──────── Provided material

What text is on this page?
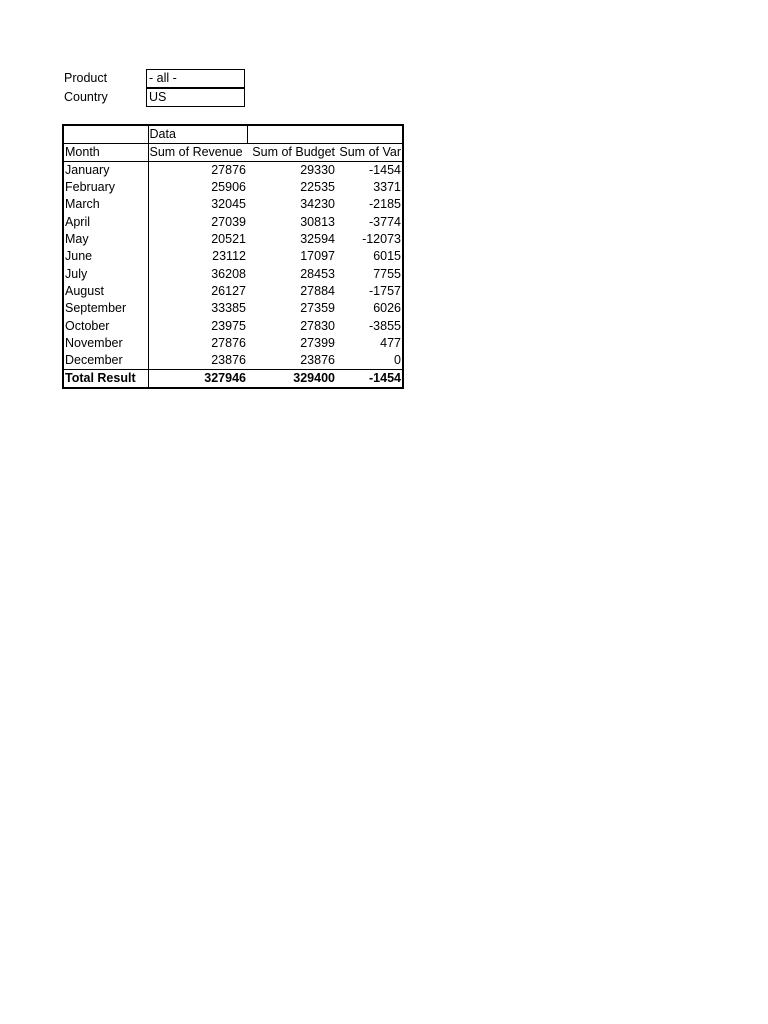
Product	- all -
Country	US
	Data		
Month	Sum of Revenue	Sum of Budget	Sum of Var
January	27876	29330	-1454
February	25906	22535	3371
March	32045	34230	-2185
April	27039	30813	-3774
May	20521	32594	-12073
June	23112	17097	6015
July	36208	28453	7755
August	26127	27884	-1757
September	33385	27359	6026
October	23975	27830	-3855
November	27876	27399	477
December	23876	23876	0
Total Result	327946	329400	-1454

────────────────

Reproduce every record above exactly, but leave out the pictures.

What text is on this page?
Product	- all -
Country	US
	Data		
Month	Sum of Revenue	Sum of Budget	Sum of Var
January	27876	29330	-1454
February	25906	22535	3371
March	32045	34230	-2185
April	27039	30813	-3774
May	20521	32594	-12073
June	23112	17097	6015
July	36208	28453	7755
August	26127	27884	-1757
September	33385	27359	6026
October	23975	27830	-3855
November	27876	27399	477
December	23876	23876	0
Total Result	327946	329400	-1454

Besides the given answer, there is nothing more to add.